→ AIM
Pictures in the data below are not part of the copy; transcribe everything else exactly.

→ DATA TO USE

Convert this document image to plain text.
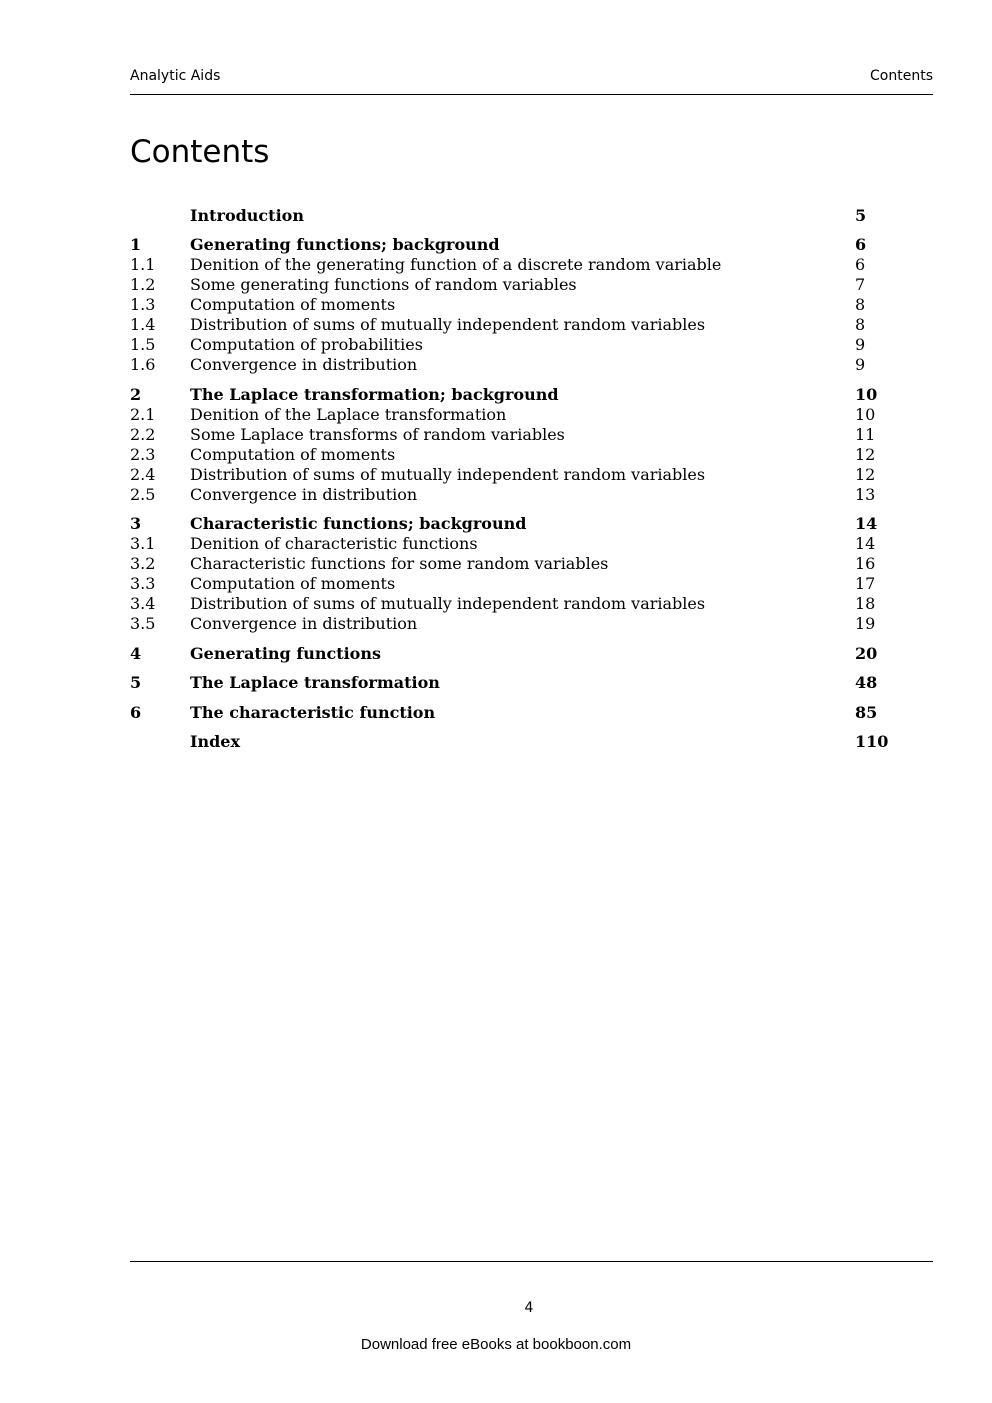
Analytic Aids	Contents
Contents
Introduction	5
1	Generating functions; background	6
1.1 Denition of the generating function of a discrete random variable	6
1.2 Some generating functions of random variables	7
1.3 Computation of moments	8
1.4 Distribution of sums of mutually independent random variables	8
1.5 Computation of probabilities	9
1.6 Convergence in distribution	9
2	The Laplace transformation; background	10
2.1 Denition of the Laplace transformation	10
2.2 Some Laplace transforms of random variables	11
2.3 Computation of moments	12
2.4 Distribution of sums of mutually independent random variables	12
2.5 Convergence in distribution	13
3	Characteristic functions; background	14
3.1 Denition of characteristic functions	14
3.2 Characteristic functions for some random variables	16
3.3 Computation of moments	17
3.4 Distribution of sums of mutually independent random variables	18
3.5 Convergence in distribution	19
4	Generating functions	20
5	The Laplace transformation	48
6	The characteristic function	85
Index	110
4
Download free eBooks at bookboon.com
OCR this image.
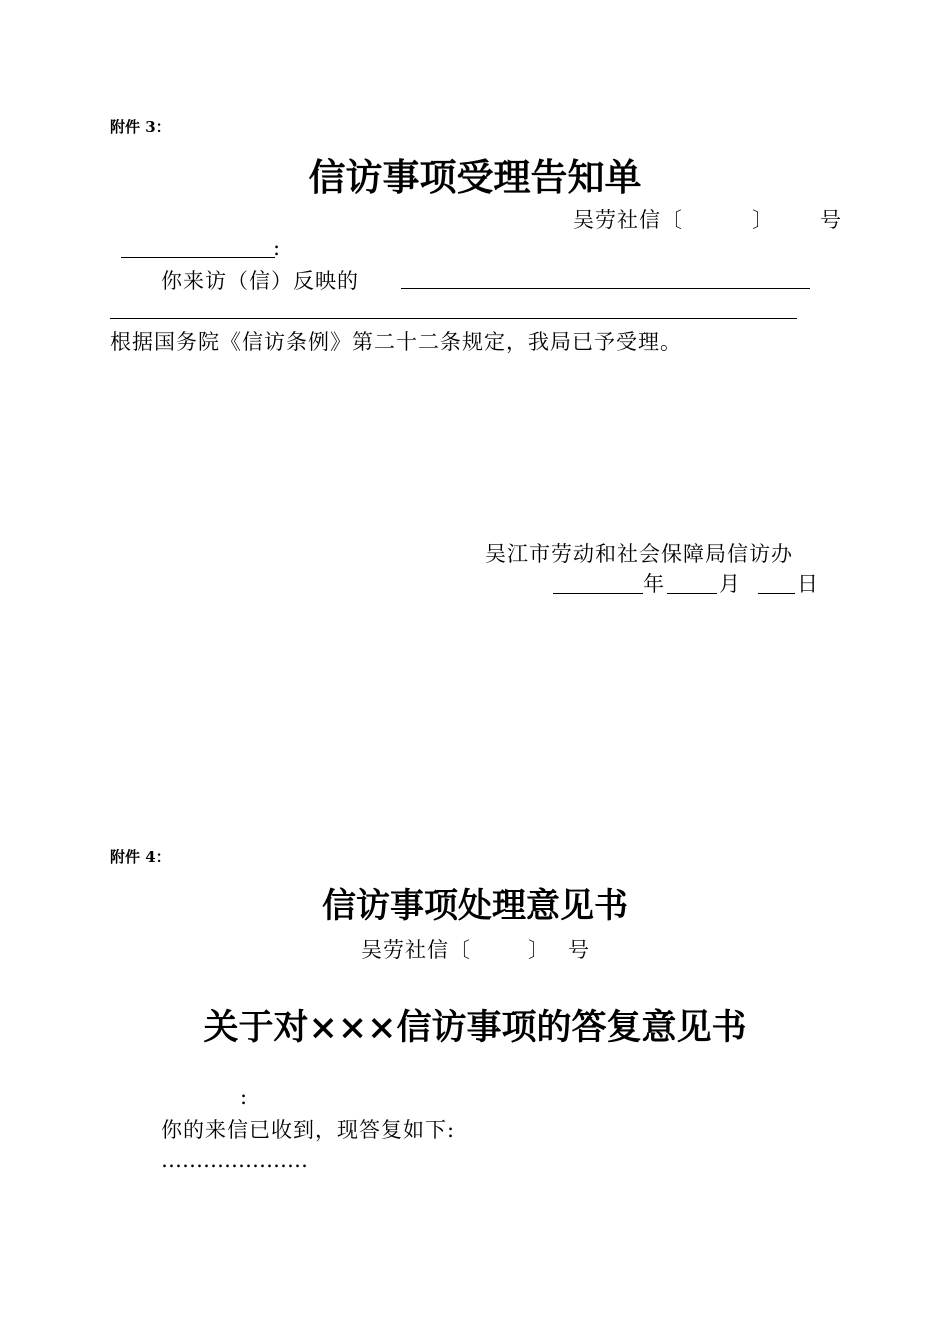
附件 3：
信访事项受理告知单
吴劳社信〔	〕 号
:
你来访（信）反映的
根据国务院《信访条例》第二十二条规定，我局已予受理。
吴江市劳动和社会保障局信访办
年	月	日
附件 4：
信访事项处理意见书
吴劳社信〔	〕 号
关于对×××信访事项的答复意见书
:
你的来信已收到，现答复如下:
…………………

→ RESPONSE
Convert this document image to plain text.
Analytic Aids	Contents
Contents
Introduction	5
1	Generating functions; background	6
1.1 Denition of the generating function of a discrete random variable	6
1.2 Some generating functions of random variables	7
1.3 Computation of moments	8
1.4 Distribution of sums of mutually independent random variables	8
1.5 Computation of probabilities	9
1.6 Convergence in distribution	9
2	The Laplace transformation; background	10
2.1 Denition of the Laplace transformation	10
2.2 Some Laplace transforms of random variables	11
2.3 Computation of moments	12
2.4 Distribution of sums of mutually independent random variables	12
2.5 Convergence in distribution	13
3	Characteristic functions; background	14
3.1 Denition of characteristic functions	14
3.2 Characteristic functions for some random variables	16
3.3 Computation of moments	17
3.4 Distribution of sums of mutually independent random variables	18
3.5 Convergence in distribution	19
4	Generating functions	20
5	The Laplace transformation	48
6	The characteristic function	85
Index	110
4
Download free eBooks at bookboon.com
OCR this image.
附件 3：
信访事项受理告知单
吴劳社信〔	〕 号
:
你来访（信）反映的
根据国务院《信访条例》第二十二条规定，我局已予受理。
吴江市劳动和社会保障局信访办
年	月	日
附件 4：
信访事项处理意见书
吴劳社信〔	〕 号
关于对×××信访事项的答复意见书
:
你的来信已收到，现答复如下:
…………………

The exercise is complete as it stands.